* [Information supplied]
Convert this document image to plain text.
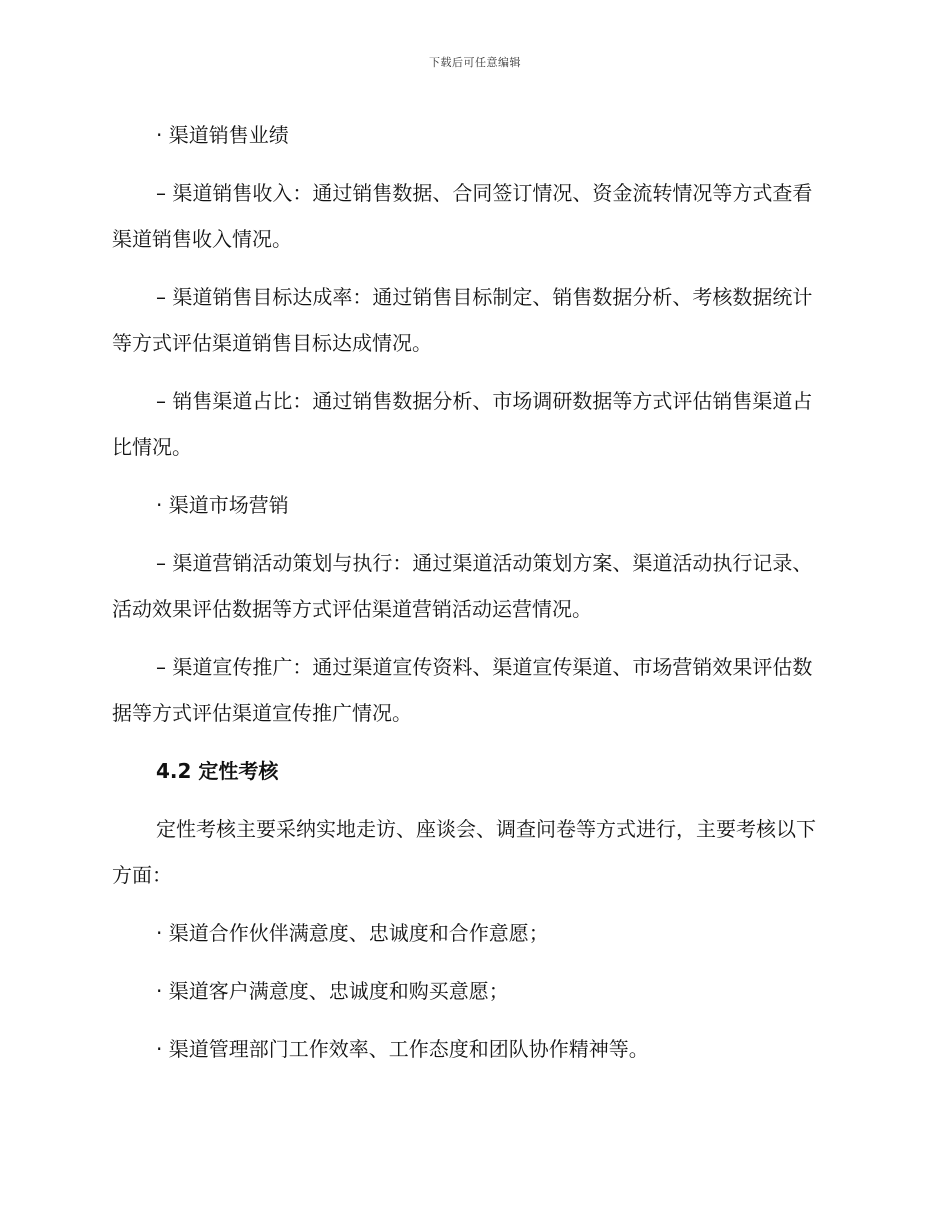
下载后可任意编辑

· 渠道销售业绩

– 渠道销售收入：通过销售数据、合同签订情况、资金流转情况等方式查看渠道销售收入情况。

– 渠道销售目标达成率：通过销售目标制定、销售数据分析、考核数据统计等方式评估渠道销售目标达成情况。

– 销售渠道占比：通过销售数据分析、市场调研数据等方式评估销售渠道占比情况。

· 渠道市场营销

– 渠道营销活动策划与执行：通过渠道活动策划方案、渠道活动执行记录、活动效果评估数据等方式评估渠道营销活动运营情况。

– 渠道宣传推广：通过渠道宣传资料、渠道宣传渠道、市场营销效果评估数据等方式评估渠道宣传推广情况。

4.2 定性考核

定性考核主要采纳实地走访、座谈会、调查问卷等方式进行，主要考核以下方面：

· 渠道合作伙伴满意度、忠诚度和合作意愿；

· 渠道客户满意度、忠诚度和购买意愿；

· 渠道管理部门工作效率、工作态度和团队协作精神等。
---
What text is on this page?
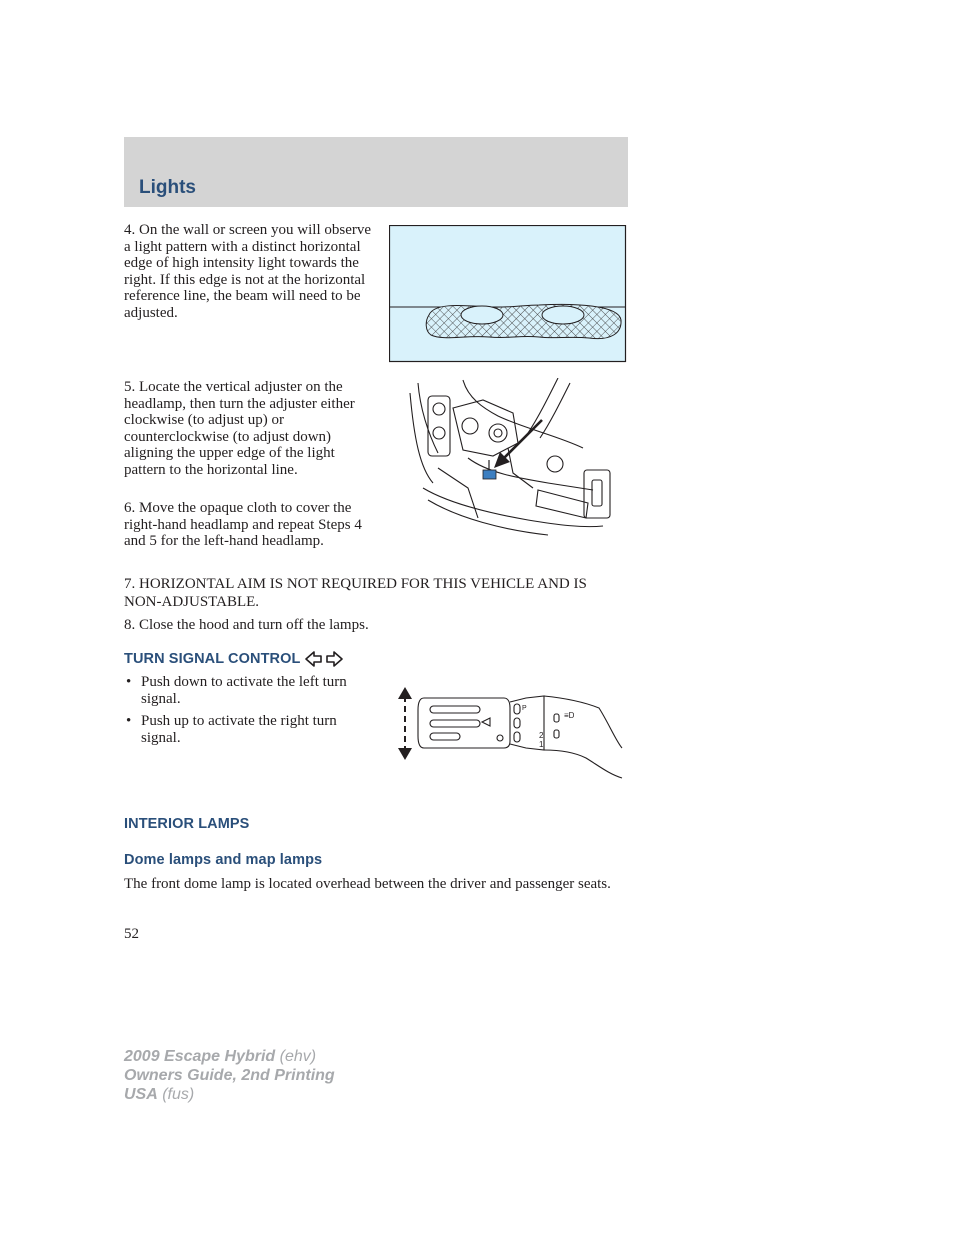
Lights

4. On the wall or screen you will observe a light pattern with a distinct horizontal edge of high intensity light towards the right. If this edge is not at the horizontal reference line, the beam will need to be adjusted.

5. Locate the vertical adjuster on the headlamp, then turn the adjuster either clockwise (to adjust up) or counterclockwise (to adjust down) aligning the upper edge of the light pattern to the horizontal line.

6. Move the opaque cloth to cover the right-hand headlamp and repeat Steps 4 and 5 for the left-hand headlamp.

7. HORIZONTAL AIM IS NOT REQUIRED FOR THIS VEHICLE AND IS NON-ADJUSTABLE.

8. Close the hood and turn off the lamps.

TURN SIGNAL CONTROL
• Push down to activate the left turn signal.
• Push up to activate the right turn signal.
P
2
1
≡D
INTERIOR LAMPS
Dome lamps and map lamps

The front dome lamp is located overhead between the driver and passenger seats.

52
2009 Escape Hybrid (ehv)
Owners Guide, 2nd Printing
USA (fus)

* [Exercise aim] Each line above that holds the string "right" should be copied and shown.

* [Output]
4. On the wall or screen you will observe a light pattern with a distinct horizontal edge of high intensity light towards the right. If this edge is not at the horizontal reference line, the beam will need to be adjusted.
6. Move the opaque cloth to cover the right-hand headlamp and repeat Steps 4 and 5 for the left-hand headlamp.
• Push up to activate the right turn signal.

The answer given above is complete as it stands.